EXERCISE OBJECTIVE: Retype the stretch of the material from the line containing "Extract all elements" through the line containing "- x-tick-label: 2001Q1: [67, 338, 83, 388]", both included, with every character unchanged.

MATERIAL PROVIDED:

* * *

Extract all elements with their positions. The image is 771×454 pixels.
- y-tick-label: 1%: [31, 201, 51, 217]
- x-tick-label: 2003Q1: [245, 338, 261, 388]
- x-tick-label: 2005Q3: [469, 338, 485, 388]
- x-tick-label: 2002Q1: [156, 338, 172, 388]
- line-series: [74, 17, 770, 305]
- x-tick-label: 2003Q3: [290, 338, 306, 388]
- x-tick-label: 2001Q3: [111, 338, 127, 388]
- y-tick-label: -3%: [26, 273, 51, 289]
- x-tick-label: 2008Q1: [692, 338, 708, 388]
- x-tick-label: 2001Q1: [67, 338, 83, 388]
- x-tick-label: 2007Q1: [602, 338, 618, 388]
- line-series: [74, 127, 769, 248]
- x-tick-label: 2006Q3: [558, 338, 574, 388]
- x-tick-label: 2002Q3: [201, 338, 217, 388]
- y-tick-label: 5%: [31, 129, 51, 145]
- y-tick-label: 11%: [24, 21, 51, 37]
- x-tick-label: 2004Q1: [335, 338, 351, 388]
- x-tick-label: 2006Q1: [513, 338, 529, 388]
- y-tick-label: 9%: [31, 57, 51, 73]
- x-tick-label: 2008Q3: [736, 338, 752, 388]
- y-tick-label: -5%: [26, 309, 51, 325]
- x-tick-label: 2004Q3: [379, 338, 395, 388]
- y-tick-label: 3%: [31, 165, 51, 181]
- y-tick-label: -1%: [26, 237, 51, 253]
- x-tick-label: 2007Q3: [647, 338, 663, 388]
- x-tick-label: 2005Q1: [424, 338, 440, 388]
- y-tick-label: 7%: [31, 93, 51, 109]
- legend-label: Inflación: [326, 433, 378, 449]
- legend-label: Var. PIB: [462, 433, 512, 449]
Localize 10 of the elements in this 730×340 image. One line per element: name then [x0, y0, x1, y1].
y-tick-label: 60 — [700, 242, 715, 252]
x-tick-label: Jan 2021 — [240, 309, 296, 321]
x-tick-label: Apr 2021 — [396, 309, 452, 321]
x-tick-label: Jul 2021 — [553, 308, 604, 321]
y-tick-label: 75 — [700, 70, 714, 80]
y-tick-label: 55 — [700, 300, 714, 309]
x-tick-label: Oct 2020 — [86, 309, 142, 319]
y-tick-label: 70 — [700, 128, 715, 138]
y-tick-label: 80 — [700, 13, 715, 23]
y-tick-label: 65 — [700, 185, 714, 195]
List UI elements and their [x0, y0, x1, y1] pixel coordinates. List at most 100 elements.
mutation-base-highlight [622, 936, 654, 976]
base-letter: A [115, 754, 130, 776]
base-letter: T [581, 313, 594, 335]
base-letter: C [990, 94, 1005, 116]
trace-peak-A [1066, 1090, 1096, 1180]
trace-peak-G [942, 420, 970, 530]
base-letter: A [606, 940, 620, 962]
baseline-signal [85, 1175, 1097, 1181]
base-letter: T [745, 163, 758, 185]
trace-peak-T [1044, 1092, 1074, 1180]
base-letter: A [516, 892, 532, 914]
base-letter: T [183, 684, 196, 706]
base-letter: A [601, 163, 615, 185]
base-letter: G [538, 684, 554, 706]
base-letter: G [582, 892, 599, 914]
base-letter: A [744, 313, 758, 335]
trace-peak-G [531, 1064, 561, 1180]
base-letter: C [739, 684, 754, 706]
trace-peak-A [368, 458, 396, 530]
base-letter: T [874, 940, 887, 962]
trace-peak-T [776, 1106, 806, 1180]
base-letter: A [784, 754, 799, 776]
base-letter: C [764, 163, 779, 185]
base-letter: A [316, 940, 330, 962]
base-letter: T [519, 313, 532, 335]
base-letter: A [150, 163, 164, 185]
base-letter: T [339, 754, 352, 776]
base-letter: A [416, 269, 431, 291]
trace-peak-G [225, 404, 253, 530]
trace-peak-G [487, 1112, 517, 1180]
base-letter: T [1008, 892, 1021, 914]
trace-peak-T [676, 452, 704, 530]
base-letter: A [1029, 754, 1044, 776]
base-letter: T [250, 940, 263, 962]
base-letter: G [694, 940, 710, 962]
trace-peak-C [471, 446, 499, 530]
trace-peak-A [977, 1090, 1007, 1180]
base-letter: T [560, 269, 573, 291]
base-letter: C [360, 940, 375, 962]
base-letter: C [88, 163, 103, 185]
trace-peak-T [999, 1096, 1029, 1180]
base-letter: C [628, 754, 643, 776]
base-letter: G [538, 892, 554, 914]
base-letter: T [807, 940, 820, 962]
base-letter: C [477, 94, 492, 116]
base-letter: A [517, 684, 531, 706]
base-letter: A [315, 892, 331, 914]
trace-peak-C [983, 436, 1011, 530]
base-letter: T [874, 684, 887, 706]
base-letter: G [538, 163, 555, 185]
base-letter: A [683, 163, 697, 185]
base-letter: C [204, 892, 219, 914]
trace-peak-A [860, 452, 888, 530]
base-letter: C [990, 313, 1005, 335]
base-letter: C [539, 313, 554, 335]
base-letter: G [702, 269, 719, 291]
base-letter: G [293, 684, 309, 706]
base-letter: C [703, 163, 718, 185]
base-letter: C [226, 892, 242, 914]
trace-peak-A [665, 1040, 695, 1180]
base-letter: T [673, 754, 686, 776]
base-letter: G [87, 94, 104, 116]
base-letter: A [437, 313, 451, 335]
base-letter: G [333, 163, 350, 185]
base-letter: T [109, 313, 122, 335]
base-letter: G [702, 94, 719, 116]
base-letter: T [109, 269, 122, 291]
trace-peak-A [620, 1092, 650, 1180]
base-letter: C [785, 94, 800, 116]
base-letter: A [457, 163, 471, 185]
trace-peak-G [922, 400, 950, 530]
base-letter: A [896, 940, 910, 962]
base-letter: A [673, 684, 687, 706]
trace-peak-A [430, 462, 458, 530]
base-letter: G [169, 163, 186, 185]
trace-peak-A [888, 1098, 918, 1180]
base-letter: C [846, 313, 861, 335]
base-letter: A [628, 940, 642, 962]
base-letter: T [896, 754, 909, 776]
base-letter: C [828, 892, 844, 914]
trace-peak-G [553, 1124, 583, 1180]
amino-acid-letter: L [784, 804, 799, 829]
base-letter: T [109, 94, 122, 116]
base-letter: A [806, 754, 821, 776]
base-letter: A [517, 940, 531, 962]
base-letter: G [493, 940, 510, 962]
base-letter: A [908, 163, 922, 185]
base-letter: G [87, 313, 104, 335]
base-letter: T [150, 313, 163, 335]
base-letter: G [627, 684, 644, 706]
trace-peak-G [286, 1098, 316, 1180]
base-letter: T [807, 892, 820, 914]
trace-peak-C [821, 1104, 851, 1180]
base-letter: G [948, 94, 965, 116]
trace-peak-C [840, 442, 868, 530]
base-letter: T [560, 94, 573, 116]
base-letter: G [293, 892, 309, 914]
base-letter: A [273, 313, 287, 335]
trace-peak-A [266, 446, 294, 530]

* * *

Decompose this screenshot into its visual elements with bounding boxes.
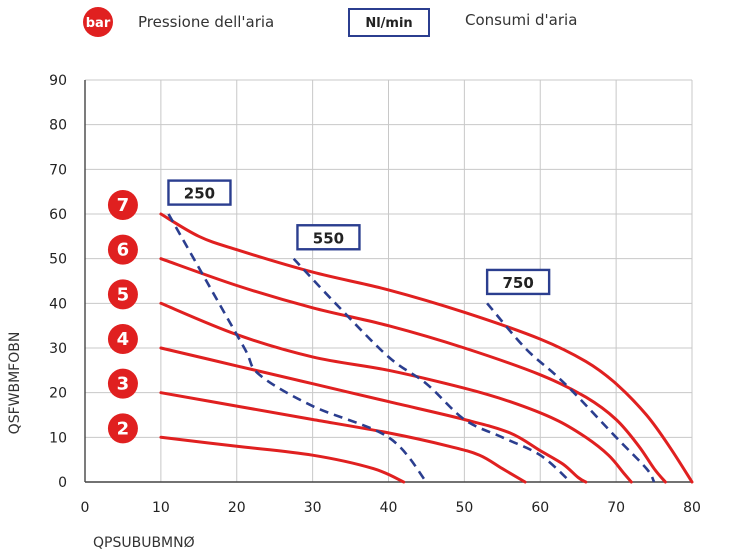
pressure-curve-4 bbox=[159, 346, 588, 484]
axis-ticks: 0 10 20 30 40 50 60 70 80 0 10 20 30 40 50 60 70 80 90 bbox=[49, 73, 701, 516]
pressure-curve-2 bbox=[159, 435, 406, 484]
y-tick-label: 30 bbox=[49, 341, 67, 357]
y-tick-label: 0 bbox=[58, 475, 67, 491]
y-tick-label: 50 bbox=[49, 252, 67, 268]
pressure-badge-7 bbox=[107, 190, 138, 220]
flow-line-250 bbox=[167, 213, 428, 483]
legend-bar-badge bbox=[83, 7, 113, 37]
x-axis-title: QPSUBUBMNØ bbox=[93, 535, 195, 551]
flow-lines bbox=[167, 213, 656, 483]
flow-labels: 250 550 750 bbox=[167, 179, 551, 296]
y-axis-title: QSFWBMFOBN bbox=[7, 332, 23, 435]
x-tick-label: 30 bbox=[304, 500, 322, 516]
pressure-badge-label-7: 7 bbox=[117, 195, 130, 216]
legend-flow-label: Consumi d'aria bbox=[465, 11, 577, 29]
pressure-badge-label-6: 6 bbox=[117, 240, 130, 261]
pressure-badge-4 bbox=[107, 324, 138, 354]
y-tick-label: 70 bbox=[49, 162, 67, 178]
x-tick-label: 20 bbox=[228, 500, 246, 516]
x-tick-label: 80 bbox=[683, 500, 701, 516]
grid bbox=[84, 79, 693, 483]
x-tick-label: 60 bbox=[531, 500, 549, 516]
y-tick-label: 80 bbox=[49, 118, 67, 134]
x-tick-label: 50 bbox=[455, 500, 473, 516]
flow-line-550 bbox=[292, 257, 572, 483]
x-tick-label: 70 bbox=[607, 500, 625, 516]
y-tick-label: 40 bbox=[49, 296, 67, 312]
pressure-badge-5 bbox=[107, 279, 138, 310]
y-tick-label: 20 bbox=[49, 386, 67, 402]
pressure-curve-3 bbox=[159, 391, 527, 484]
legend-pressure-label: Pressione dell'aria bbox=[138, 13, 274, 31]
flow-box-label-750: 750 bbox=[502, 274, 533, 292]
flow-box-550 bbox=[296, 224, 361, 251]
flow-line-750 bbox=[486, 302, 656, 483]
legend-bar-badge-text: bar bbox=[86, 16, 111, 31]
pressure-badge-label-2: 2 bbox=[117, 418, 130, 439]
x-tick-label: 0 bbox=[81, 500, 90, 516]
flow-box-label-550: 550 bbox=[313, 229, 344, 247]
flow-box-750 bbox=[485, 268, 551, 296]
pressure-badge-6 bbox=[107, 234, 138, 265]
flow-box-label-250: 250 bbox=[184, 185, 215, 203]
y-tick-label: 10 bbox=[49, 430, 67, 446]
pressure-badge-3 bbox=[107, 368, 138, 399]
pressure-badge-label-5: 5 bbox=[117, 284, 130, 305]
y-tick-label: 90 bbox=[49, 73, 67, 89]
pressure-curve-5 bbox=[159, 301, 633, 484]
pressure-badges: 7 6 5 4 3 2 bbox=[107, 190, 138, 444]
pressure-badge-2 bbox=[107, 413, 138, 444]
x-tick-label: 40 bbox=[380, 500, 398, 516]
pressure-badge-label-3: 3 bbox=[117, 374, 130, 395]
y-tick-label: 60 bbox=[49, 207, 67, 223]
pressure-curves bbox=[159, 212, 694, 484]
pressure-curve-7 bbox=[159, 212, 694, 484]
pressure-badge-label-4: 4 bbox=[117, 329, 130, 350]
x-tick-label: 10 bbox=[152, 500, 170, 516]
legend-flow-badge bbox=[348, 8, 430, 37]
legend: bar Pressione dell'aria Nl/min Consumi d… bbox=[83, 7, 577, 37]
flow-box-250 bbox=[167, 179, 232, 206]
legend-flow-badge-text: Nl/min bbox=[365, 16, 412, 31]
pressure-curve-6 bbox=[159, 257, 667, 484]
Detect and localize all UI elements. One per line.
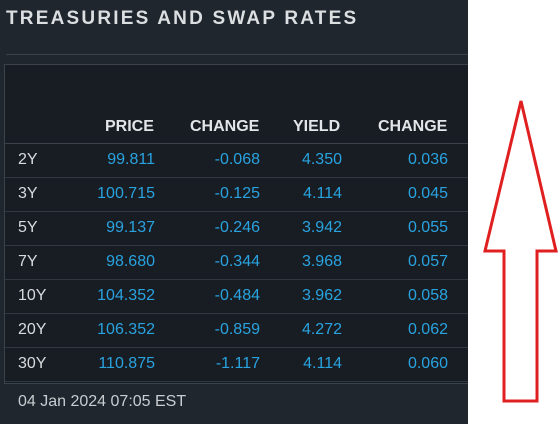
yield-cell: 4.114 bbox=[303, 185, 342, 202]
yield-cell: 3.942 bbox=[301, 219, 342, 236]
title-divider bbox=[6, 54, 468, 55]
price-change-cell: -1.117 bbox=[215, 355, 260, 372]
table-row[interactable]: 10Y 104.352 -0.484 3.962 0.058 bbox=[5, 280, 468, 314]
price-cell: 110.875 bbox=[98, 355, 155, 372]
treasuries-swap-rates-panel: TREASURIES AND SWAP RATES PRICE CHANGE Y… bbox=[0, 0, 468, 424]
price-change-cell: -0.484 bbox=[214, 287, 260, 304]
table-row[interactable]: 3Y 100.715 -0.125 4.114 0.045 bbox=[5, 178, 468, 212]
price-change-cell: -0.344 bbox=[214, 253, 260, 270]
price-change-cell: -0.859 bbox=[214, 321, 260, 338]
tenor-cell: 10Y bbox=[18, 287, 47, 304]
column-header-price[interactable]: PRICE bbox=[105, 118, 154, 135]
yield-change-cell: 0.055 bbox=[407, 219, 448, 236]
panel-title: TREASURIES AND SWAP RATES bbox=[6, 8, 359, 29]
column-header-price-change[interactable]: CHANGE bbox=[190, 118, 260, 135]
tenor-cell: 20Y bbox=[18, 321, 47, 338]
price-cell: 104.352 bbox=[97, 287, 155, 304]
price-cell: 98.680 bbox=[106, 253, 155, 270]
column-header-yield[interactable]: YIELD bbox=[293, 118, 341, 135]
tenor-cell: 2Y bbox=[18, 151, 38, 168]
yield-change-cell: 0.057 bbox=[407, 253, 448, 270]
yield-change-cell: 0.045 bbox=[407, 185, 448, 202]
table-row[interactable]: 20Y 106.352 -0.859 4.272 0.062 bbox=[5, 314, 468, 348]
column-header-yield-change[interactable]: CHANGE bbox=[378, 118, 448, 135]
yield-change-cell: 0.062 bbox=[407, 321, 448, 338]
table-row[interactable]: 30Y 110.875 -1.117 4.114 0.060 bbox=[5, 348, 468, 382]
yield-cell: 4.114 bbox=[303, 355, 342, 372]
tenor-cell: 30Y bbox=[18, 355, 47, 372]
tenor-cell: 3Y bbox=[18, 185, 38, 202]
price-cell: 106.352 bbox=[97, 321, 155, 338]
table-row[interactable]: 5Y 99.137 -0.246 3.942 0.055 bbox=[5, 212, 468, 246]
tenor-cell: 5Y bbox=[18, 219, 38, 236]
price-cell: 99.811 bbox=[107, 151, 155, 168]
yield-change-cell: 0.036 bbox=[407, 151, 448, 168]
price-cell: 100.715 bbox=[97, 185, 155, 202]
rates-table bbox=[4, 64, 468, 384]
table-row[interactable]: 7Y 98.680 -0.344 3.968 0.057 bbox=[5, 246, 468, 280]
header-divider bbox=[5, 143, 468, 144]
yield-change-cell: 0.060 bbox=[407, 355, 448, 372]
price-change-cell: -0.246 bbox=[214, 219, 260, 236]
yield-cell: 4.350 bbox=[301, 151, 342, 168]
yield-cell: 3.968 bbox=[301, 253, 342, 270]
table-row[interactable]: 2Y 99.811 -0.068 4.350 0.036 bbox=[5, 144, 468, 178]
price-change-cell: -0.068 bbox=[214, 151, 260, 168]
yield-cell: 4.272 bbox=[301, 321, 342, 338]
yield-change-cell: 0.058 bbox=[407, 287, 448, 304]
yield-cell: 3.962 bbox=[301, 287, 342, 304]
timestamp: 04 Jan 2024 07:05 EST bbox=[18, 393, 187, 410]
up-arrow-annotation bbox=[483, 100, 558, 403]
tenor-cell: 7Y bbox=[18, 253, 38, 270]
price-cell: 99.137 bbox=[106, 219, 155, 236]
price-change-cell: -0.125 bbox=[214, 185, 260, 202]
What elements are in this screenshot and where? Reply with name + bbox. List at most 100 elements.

* * *

TASK ANSWER:
Extract all elements with their positions. The image is 771×454 pixels.
- y-tick-label: 1%: [31, 201, 51, 217]
- x-tick-label: 2003Q1: [245, 338, 261, 388]
- x-tick-label: 2005Q3: [469, 338, 485, 388]
- x-tick-label: 2002Q1: [156, 338, 172, 388]
- line-series: [74, 17, 770, 305]
- x-tick-label: 2003Q3: [290, 338, 306, 388]
- x-tick-label: 2001Q3: [111, 338, 127, 388]
- y-tick-label: -3%: [26, 273, 51, 289]
- x-tick-label: 2008Q1: [692, 338, 708, 388]
- x-tick-label: 2001Q1: [67, 338, 83, 388]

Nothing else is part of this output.